Exercise objective: Show all lines from the data that include the word "true".

****

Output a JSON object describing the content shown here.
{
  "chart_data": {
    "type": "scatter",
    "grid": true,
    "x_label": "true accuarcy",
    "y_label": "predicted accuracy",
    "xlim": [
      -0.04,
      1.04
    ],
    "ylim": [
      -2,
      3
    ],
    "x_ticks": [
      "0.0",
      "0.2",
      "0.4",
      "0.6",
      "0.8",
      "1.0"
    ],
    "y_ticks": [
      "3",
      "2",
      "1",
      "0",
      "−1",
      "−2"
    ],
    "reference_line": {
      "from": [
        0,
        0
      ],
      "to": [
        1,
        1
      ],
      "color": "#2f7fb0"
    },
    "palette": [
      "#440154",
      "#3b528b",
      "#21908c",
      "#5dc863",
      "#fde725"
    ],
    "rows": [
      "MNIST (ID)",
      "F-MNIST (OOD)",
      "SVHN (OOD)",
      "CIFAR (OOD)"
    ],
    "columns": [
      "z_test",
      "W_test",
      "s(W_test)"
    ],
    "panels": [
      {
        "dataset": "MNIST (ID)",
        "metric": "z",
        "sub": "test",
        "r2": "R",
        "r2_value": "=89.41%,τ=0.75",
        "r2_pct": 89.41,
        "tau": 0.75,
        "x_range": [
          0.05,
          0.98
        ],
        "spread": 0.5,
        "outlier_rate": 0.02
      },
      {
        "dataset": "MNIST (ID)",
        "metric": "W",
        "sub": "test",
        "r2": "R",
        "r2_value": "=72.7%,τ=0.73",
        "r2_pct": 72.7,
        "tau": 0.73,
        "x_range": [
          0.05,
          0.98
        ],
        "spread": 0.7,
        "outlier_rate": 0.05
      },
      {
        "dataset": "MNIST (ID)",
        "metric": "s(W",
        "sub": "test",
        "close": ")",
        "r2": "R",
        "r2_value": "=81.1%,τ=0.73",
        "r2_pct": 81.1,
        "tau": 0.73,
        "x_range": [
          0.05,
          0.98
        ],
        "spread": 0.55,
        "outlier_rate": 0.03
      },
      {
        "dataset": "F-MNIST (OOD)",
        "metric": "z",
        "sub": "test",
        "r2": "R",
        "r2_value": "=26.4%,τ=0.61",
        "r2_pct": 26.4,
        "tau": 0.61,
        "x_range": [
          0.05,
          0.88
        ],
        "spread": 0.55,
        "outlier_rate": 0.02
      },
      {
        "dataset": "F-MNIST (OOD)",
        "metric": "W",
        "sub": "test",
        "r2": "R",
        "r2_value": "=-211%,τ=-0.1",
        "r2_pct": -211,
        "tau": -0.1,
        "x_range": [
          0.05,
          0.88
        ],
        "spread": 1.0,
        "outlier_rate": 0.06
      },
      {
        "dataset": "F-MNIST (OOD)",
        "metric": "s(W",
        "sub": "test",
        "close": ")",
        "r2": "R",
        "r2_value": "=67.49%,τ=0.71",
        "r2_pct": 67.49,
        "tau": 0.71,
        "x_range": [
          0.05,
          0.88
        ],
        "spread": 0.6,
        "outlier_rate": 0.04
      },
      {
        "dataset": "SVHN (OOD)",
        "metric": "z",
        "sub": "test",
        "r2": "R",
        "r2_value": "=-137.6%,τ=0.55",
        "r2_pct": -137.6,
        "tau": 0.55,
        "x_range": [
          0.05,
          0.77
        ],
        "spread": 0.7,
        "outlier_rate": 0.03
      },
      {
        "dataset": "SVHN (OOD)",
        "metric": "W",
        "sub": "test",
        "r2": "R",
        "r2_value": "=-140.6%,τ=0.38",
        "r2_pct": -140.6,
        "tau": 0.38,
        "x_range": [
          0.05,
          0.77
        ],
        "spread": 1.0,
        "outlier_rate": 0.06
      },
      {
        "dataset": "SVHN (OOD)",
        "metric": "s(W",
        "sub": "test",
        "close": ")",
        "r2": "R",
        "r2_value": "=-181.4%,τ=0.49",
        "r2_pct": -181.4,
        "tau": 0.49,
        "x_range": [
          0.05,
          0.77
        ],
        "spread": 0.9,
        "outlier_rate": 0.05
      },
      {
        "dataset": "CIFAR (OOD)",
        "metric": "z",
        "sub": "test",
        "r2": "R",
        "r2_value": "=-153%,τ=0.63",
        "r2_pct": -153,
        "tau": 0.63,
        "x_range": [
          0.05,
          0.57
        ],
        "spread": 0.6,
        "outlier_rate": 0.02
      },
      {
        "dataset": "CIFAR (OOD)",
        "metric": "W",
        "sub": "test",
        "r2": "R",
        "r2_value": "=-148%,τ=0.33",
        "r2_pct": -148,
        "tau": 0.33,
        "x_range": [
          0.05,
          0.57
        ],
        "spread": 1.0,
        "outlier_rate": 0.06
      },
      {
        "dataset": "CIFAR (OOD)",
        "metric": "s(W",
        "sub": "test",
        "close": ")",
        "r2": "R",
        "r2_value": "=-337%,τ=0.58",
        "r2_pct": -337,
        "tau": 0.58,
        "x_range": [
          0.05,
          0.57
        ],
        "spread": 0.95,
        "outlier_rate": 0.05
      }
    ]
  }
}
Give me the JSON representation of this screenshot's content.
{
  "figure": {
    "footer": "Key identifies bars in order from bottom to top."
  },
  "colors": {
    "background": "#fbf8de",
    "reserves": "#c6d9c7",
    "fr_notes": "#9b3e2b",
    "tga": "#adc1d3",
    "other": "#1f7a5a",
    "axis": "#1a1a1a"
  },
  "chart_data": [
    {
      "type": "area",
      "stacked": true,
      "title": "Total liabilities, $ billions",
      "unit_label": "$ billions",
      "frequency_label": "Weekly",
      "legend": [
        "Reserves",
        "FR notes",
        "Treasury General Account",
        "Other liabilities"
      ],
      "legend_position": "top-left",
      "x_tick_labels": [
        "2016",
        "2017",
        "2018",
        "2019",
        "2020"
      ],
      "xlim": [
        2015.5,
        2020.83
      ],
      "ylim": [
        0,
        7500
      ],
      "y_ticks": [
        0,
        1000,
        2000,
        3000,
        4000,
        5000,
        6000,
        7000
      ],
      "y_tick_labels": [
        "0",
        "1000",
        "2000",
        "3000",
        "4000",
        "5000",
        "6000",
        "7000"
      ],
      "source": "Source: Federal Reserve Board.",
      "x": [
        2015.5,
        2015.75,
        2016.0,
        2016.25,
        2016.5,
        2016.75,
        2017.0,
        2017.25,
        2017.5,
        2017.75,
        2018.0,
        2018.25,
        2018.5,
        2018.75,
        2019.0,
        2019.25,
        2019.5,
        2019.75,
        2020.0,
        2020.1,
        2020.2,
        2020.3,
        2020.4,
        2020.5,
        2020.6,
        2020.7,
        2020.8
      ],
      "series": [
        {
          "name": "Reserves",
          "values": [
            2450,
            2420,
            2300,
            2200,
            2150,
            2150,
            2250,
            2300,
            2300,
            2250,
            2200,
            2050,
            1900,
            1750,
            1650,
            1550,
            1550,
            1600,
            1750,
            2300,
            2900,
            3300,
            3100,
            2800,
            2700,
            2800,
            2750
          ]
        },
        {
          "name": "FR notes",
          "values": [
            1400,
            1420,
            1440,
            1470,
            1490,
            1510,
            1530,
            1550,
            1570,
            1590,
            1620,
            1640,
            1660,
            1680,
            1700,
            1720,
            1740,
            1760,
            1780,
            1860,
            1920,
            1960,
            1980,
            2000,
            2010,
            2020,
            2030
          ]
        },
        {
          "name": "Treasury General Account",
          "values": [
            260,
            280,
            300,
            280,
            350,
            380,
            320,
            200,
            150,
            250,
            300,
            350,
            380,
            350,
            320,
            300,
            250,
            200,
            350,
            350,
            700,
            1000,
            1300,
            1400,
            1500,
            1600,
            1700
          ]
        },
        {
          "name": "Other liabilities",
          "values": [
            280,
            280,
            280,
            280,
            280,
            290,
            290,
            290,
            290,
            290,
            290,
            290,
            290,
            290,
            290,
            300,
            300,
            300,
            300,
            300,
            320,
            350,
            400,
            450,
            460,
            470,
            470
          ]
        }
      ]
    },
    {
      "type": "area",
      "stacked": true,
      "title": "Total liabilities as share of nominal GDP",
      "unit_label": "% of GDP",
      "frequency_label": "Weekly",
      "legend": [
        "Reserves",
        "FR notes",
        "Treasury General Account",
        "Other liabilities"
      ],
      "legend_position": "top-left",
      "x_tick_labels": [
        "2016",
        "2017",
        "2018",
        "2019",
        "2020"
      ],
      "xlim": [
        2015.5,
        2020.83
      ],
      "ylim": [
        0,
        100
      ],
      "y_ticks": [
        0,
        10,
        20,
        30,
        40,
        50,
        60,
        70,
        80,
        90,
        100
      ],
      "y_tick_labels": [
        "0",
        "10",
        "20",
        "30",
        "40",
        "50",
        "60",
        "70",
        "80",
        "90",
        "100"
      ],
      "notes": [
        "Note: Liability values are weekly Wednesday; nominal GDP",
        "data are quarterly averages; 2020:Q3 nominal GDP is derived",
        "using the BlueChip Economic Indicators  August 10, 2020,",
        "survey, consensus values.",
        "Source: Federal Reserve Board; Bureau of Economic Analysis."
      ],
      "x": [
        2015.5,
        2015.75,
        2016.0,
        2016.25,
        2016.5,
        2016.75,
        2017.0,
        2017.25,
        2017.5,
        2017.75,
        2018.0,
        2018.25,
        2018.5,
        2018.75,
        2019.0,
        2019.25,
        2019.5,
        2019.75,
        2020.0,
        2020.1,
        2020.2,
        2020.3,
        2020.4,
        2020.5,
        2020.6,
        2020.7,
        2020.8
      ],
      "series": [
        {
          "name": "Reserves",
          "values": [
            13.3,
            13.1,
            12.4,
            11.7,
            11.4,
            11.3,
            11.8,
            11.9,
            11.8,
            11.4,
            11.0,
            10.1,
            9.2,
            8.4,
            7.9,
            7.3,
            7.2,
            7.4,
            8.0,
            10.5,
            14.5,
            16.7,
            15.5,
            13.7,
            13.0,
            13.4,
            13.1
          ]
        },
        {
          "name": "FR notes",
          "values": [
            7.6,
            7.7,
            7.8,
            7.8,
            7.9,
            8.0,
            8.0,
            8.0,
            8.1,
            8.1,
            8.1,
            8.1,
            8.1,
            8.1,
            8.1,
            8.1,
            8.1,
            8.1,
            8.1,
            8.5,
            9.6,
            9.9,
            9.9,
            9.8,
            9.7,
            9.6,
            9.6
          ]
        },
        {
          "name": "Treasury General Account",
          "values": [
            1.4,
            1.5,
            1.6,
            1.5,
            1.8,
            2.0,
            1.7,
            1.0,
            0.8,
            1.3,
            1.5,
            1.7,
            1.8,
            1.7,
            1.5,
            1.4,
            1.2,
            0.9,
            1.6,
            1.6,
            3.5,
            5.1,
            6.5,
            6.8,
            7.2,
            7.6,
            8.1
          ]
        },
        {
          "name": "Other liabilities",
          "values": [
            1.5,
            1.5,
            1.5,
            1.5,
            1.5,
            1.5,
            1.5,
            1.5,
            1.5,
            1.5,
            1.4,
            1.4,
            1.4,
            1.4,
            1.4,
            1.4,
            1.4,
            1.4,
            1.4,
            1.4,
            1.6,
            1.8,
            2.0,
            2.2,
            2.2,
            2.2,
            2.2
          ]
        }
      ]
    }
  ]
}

****

Solved problem:
    "grid": true,
    "x_label": "true accuarcy",
      "stacked": true,
      "stacked": true,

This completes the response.